▶ [Instructions for the task]:
Using the records that follow, copy every line containing the word "byline".

▶ [Material to process]:

• • •

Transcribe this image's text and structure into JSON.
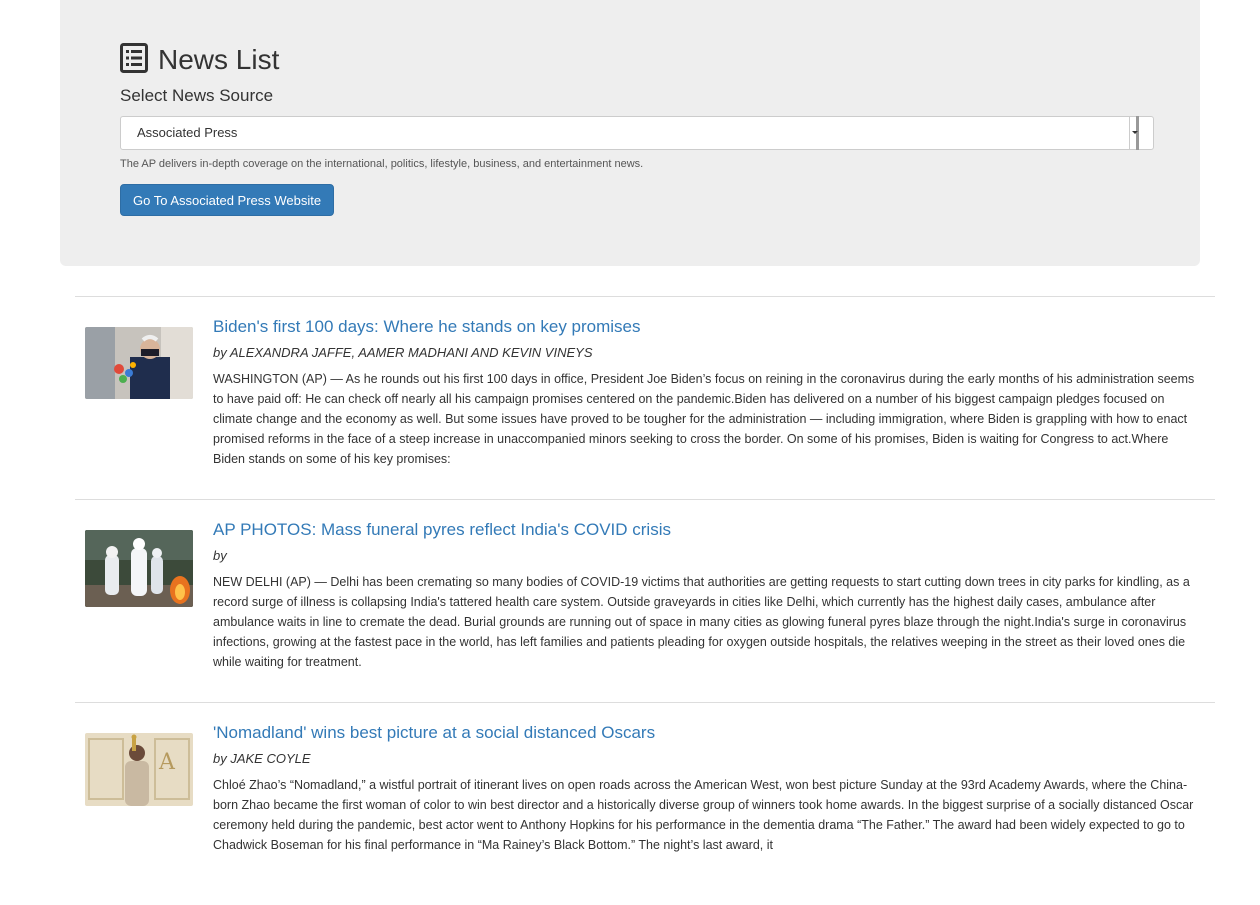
{
  "header": {
    "title": "News List",
    "icon": "list-alt-icon"
  },
  "source_select": {
    "label": "Select News Source",
    "selected": "Associated Press",
    "help_text": "The AP delivers in-depth coverage on the international, politics, lifestyle, business, and entertainment news."
  },
  "go_button": {
    "label": "Go To Associated Press Website",
    "color": "#337ab7"
  },
  "articles": [
    {
      "headline": "Biden's first 100 days: Where he stands on key promises",
      "byline": "by ALEXANDRA JAFFE, AAMER MADHANI AND KEVIN VINEYS",
      "summary": "WASHINGTON (AP) — As he rounds out his first 100 days in office, President Joe Biden’s focus on reining in the coronavirus during the early months of his administration seems to have paid off: He can check off nearly all his campaign promises centered on the pandemic.Biden has delivered on a number of his biggest campaign pledges focused on climate change and the economy as well. But some issues have proved to be tougher for the administration — including immigration, where Biden is grappling with how to enact promised reforms in the face of a steep increase in unaccompanied minors seeking to cross the border. On some of his promises, Biden is waiting for Congress to act.Where Biden stands on some of his key promises:"
    },
    {
      "headline": "AP PHOTOS: Mass funeral pyres reflect India's COVID crisis",
      "byline": "by",
      "summary": "NEW DELHI (AP) — Delhi has been cremating so many bodies of COVID-19 victims that authorities are getting requests to start cutting down trees in city parks for kindling, as a record surge of illness is collapsing India's tattered health care system. Outside graveyards in cities like Delhi, which currently has the highest daily cases, ambulance after ambulance waits in line to cremate the dead. Burial grounds are running out of space in many cities as glowing funeral pyres blaze through the night.India's surge in coronavirus infections, growing at the fastest pace in the world, has left families and patients pleading for oxygen outside hospitals, the relatives weeping in the street as their loved ones die while waiting for treatment."
    },
    {
      "headline": "'Nomadland' wins best picture at a social distanced Oscars",
      "byline": "by JAKE COYLE",
      "summary": "Chloé Zhao’s “Nomadland,” a wistful portrait of itinerant lives on open roads across the American West, won best picture Sunday at the 93rd Academy Awards, where the China-born Zhao became the first woman of color to win best director and a historically diverse group of winners took home awards. In the biggest surprise of a socially distanced Oscar ceremony held during the pandemic, best actor went to Anthony Hopkins for his performance in the dementia drama “The Father.” The award had been widely expected to go to Chadwick Boseman for his final performance in “Ma Rainey’s Black Bottom.” The night’s last award, it"
    }
  ]
}
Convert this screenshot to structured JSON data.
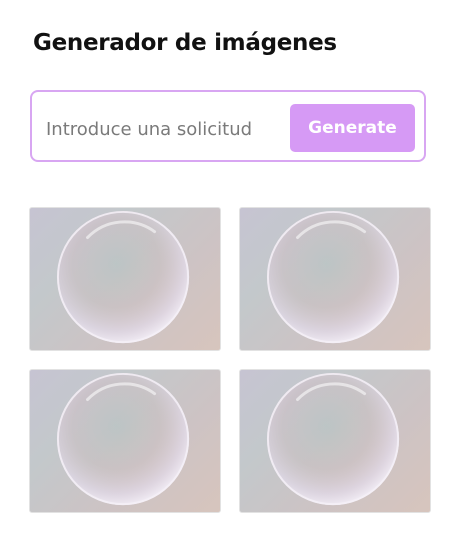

• • •

▶ [Output of the exercise]:
      "byline": "by ALEXANDRA JAFFE, AAMER MADHANI AND KEVIN VINEYS",
      "byline": "by",
      "byline": "by JAKE COYLE",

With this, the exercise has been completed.